Extract each line bearing the word "JSON".

— START OF Material —

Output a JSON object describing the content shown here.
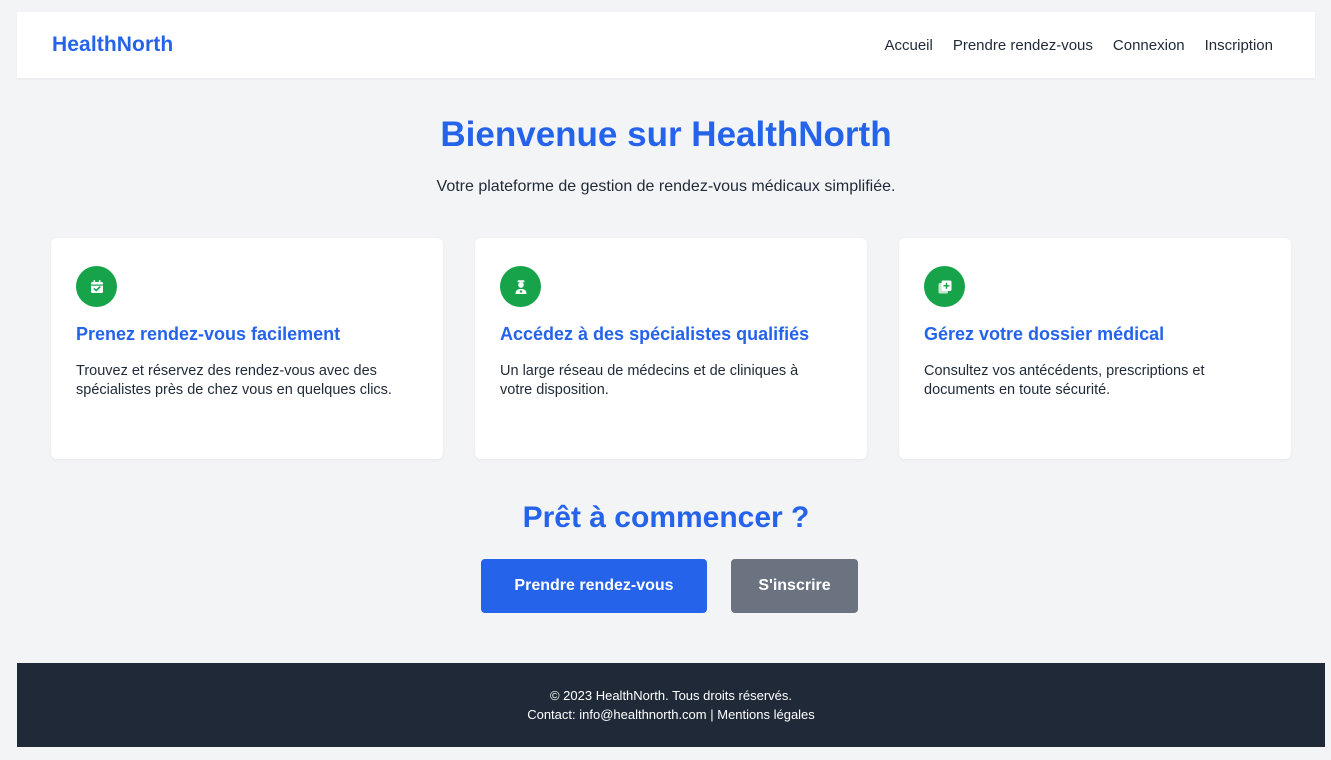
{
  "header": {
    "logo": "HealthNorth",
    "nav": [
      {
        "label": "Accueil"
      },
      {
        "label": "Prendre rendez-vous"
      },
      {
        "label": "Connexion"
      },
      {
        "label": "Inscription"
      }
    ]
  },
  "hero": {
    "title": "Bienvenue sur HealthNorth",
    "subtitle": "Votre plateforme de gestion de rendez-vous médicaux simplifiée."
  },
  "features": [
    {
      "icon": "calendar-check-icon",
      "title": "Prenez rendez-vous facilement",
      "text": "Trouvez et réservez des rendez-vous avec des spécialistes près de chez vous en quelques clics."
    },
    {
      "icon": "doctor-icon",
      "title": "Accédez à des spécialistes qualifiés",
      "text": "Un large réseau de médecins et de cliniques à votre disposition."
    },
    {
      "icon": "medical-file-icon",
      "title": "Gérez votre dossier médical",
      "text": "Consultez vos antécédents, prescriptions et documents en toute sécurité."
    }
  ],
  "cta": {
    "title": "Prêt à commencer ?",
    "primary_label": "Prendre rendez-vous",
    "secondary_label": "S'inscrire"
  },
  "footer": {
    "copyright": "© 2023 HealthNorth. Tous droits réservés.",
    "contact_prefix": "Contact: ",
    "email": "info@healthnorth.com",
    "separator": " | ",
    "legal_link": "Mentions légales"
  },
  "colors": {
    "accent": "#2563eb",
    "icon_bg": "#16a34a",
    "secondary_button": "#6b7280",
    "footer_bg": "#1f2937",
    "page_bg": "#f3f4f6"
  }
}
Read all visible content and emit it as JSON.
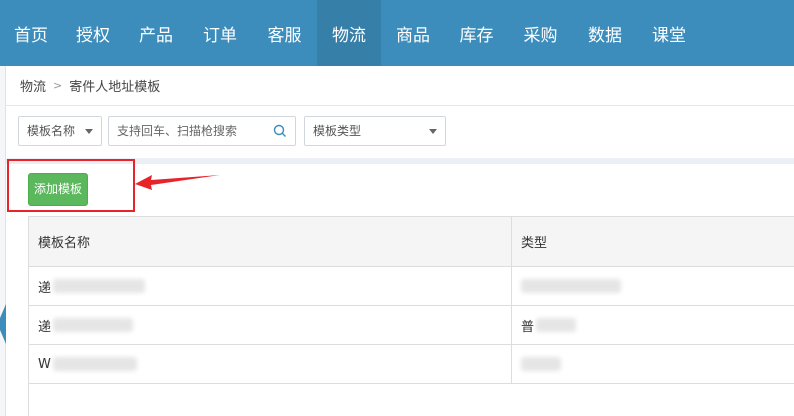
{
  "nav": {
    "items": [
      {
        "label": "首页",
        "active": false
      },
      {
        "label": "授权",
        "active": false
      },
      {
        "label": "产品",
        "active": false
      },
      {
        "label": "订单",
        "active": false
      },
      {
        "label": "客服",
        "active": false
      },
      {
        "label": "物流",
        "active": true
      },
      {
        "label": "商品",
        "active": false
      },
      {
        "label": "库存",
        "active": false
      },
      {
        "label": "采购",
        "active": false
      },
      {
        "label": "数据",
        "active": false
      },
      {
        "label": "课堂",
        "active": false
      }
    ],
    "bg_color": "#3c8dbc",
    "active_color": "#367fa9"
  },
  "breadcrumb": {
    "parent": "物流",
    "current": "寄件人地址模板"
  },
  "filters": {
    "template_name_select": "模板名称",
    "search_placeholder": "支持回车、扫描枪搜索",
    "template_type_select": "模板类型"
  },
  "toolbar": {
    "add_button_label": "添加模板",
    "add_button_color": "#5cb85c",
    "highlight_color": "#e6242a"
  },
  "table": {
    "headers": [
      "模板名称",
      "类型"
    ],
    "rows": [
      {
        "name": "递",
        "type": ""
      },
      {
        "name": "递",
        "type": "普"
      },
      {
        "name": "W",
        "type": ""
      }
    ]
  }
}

— END OF Material —

▶ _Finished exercise_
Output a JSON object describing the content shown here.
Read all visible content and emit it as JSON.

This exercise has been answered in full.